• [SOURCE RECORDS]:
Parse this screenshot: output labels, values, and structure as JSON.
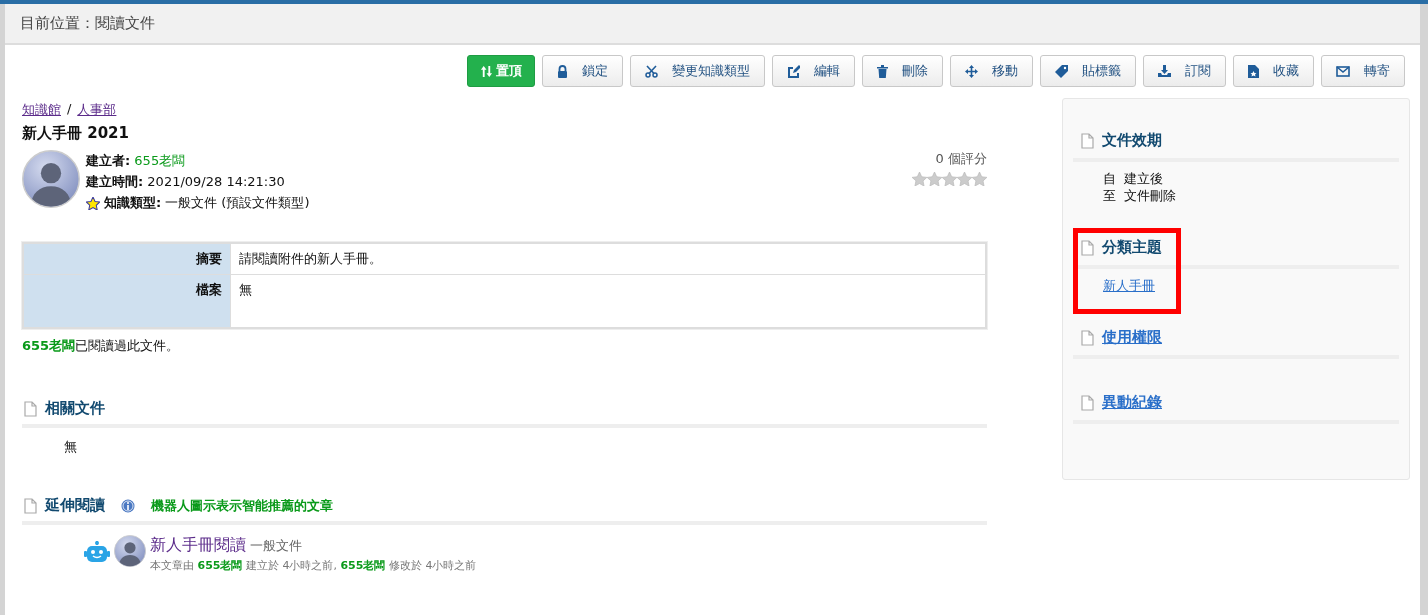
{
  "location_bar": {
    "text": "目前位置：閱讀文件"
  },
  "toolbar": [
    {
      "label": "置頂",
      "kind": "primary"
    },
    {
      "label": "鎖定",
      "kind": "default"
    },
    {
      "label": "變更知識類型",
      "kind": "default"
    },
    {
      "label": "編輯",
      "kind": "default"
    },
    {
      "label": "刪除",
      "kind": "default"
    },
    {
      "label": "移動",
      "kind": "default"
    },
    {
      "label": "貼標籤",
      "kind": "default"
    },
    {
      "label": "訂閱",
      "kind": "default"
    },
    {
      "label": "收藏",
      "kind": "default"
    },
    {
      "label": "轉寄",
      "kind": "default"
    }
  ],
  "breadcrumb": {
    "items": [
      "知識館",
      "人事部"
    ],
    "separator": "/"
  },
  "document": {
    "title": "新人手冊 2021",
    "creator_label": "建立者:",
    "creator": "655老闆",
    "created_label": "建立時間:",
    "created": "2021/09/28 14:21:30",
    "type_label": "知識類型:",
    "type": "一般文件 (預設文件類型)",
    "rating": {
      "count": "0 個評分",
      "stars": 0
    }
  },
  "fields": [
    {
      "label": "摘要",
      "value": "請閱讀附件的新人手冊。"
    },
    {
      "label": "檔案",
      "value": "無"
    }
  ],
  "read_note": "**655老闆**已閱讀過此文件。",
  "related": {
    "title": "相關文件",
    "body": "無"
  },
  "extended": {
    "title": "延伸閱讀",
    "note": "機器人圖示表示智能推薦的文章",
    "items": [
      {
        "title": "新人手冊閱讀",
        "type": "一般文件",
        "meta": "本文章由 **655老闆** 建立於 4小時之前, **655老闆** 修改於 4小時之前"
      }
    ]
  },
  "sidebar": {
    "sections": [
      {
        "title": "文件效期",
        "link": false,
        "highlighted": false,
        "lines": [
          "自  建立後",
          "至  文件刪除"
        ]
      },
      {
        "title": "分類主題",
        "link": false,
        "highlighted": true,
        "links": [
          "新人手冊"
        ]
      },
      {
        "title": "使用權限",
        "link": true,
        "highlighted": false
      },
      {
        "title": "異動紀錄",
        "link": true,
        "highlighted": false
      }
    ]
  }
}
==
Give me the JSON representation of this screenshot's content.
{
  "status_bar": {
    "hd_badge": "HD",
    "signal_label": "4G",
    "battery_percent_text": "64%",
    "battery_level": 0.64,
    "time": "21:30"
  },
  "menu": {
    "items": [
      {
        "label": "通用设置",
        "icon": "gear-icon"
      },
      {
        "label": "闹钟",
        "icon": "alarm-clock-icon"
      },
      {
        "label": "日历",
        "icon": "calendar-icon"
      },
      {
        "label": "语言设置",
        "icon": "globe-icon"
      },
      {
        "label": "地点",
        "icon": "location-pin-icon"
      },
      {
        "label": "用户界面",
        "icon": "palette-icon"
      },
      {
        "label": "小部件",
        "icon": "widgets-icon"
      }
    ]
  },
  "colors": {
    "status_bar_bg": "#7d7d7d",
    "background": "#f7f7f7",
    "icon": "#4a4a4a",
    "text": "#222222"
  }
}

• [BRIEF]:
Show all lines from the data above in which the word "highlighted" appears.

• [WRITTEN SOLUTION]:
        "highlighted": false,
        "highlighted": true,
        "highlighted": false
        "highlighted": false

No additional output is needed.